Exercise aim: Repeat the material in full. Keep every line exactly as it is.

Exercise inputs:
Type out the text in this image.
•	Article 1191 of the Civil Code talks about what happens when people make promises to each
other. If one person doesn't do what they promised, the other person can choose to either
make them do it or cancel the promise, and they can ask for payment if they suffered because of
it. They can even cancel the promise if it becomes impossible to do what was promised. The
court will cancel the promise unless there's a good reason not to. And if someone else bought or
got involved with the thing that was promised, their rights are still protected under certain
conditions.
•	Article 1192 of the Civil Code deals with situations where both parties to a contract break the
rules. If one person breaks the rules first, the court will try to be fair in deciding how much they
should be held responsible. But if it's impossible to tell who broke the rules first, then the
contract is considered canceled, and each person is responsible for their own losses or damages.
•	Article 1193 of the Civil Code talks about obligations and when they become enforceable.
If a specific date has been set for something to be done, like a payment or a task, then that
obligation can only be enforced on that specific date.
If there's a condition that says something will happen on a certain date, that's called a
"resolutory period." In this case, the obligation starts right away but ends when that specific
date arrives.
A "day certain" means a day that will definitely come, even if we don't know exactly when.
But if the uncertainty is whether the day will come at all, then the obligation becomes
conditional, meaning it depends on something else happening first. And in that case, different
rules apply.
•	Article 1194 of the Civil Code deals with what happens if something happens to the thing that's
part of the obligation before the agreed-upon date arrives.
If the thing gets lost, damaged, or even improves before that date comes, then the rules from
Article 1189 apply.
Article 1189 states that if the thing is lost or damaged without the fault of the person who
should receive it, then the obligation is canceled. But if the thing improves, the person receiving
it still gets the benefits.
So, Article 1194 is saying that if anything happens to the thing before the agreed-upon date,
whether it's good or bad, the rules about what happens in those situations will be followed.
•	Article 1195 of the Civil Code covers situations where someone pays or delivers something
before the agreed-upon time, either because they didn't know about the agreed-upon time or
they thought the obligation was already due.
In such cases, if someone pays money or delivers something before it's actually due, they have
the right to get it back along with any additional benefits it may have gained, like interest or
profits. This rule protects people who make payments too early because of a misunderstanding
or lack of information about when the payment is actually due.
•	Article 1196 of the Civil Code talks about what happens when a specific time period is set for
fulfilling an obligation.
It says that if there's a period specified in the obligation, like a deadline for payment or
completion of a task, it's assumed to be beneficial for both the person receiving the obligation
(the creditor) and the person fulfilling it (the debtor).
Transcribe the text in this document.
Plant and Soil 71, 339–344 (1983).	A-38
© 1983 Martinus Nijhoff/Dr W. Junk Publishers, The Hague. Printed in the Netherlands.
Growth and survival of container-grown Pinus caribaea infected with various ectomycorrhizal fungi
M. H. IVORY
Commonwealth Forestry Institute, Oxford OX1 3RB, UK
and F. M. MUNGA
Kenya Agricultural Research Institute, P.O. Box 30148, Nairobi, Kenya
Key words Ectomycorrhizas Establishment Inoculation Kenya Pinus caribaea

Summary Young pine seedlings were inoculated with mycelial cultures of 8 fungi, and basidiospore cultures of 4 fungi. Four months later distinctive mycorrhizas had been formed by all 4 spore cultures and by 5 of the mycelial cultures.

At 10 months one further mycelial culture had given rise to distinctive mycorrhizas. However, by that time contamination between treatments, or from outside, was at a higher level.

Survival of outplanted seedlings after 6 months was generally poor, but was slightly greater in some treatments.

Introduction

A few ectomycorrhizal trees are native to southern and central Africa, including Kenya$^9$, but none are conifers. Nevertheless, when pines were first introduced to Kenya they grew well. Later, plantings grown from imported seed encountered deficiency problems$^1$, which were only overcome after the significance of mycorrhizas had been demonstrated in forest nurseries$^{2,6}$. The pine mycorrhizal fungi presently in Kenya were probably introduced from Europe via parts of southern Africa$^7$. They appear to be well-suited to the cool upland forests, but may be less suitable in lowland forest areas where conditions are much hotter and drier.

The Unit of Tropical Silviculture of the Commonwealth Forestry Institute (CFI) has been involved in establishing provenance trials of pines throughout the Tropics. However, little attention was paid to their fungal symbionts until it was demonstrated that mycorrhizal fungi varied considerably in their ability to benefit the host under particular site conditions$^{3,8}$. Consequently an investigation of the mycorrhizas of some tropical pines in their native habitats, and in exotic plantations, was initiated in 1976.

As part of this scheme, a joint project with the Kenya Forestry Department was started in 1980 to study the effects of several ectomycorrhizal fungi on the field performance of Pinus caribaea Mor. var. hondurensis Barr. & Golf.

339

Full response:
Type out the text in this image.
•	Article 1191 of the Civil Code talks about what happens when people make promises to each
other. If one person doesn't do what they promised, the other person can choose to either
make them do it or cancel the promise, and they can ask for payment if they suffered because of
it. They can even cancel the promise if it becomes impossible to do what was promised. The
court will cancel the promise unless there's a good reason not to. And if someone else bought or
got involved with the thing that was promised, their rights are still protected under certain
conditions.
•	Article 1192 of the Civil Code deals with situations where both parties to a contract break the
rules. If one person breaks the rules first, the court will try to be fair in deciding how much they
should be held responsible. But if it's impossible to tell who broke the rules first, then the
contract is considered canceled, and each person is responsible for their own losses or damages.
•	Article 1193 of the Civil Code talks about obligations and when they become enforceable.
If a specific date has been set for something to be done, like a payment or a task, then that
obligation can only be enforced on that specific date.
If there's a condition that says something will happen on a certain date, that's called a
"resolutory period." In this case, the obligation starts right away but ends when that specific
date arrives.
A "day certain" means a day that will definitely come, even if we don't know exactly when.
But if the uncertainty is whether the day will come at all, then the obligation becomes
conditional, meaning it depends on something else happening first. And in that case, different
rules apply.
•	Article 1194 of the Civil Code deals with what happens if something happens to the thing that's
part of the obligation before the agreed-upon date arrives.
If the thing gets lost, damaged, or even improves before that date comes, then the rules from
Article 1189 apply.
Article 1189 states that if the thing is lost or damaged without the fault of the person who
should receive it, then the obligation is canceled. But if the thing improves, the person receiving
it still gets the benefits.
So, Article 1194 is saying that if anything happens to the thing before the agreed-upon date,
whether it's good or bad, the rules about what happens in those situations will be followed.
•	Article 1195 of the Civil Code covers situations where someone pays or delivers something
before the agreed-upon time, either because they didn't know about the agreed-upon time or
they thought the obligation was already due.
In such cases, if someone pays money or delivers something before it's actually due, they have
the right to get it back along with any additional benefits it may have gained, like interest or
profits. This rule protects people who make payments too early because of a misunderstanding
or lack of information about when the payment is actually due.
•	Article 1196 of the Civil Code talks about what happens when a specific time period is set for
fulfilling an obligation.
It says that if there's a period specified in the obligation, like a deadline for payment or
completion of a task, it's assumed to be beneficial for both the person receiving the obligation
(the creditor) and the person fulfilling it (the debtor).
Transcribe the text in this document.
Plant and Soil 71, 339–344 (1983).	A-38
© 1983 Martinus Nijhoff/Dr W. Junk Publishers, The Hague. Printed in the Netherlands.
Growth and survival of container-grown Pinus caribaea infected with various ectomycorrhizal fungi
M. H. IVORY
Commonwealth Forestry Institute, Oxford OX1 3RB, UK
and F. M. MUNGA
Kenya Agricultural Research Institute, P.O. Box 30148, Nairobi, Kenya
Key words Ectomycorrhizas Establishment Inoculation Kenya Pinus caribaea

Summary Young pine seedlings were inoculated with mycelial cultures of 8 fungi, and basidiospore cultures of 4 fungi. Four months later distinctive mycorrhizas had been formed by all 4 spore cultures and by 5 of the mycelial cultures.

At 10 months one further mycelial culture had given rise to distinctive mycorrhizas. However, by that time contamination between treatments, or from outside, was at a higher level.

Survival of outplanted seedlings after 6 months was generally poor, but was slightly greater in some treatments.

Introduction

A few ectomycorrhizal trees are native to southern and central Africa, including Kenya$^9$, but none are conifers. Nevertheless, when pines were first introduced to Kenya they grew well. Later, plantings grown from imported seed encountered deficiency problems$^1$, which were only overcome after the significance of mycorrhizas had been demonstrated in forest nurseries$^{2,6}$. The pine mycorrhizal fungi presently in Kenya were probably introduced from Europe via parts of southern Africa$^7$. They appear to be well-suited to the cool upland forests, but may be less suitable in lowland forest areas where conditions are much hotter and drier.

The Unit of Tropical Silviculture of the Commonwealth Forestry Institute (CFI) has been involved in establishing provenance trials of pines throughout the Tropics. However, little attention was paid to their fungal symbionts until it was demonstrated that mycorrhizal fungi varied considerably in their ability to benefit the host under particular site conditions$^{3,8}$. Consequently an investigation of the mycorrhizas of some tropical pines in their native habitats, and in exotic plantations, was initiated in 1976.

As part of this scheme, a joint project with the Kenya Forestry Department was started in 1980 to study the effects of several ectomycorrhizal fungi on the field performance of Pinus caribaea Mor. var. hondurensis Barr. & Golf.

339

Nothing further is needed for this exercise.